───── LISTED ENTRIES ─────

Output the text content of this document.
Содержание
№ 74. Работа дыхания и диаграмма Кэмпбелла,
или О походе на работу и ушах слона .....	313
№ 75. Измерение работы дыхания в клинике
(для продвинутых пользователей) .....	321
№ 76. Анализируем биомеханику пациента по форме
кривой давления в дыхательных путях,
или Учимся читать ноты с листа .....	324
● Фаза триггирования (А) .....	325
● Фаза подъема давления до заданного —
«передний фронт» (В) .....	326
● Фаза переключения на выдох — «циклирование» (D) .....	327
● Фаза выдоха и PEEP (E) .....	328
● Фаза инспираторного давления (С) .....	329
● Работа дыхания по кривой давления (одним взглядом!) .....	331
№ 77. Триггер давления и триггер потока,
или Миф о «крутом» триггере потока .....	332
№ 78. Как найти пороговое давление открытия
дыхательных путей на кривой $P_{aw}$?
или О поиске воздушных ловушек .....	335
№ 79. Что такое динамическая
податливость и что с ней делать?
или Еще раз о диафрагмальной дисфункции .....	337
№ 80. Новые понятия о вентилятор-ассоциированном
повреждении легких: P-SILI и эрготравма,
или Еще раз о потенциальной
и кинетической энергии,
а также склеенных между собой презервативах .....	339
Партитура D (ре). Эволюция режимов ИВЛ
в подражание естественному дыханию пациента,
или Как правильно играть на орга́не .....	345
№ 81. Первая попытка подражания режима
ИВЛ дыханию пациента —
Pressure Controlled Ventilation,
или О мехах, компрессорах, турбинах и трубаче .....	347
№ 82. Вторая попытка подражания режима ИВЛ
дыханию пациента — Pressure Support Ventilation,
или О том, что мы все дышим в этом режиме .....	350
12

─────
───── LISTED ENTRIES ─────

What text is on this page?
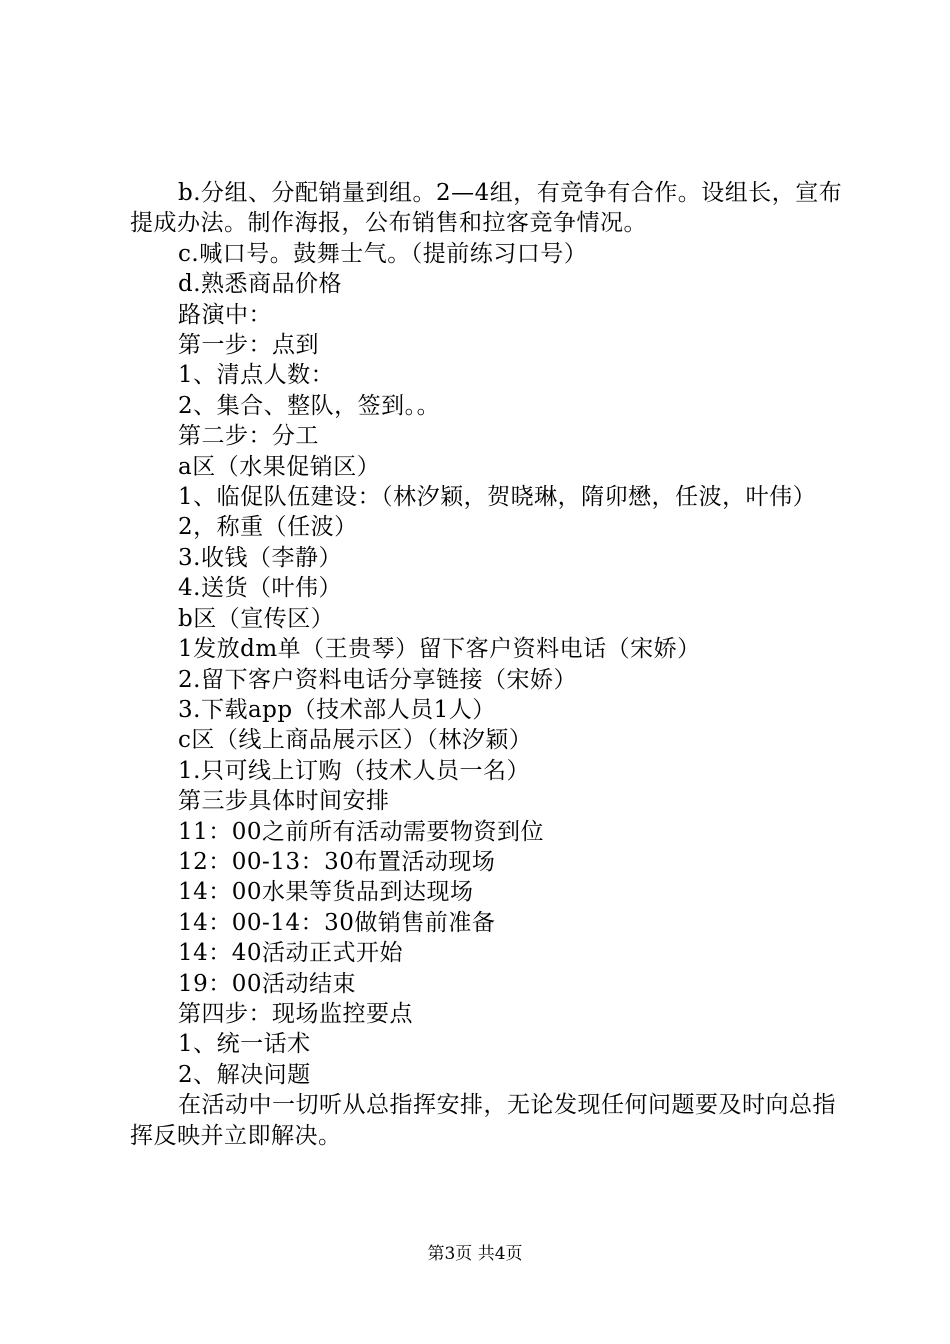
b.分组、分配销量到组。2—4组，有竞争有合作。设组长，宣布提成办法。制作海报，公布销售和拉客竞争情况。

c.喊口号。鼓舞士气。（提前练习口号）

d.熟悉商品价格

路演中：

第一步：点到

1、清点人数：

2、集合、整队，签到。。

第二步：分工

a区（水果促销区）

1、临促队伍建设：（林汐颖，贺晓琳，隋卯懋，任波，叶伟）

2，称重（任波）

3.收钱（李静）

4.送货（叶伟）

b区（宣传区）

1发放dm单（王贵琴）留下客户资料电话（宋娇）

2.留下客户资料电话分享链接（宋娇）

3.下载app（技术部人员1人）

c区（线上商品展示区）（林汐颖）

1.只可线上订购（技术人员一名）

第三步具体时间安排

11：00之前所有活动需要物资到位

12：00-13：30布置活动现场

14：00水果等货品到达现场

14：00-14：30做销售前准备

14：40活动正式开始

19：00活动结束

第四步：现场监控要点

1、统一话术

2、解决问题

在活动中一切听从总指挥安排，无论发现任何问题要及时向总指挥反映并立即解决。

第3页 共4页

─────

-- STATED GOAL --
Report how many lines hold the string "Фаза", giving the number and nothing else.

-- THE COMPLETED TASK --
5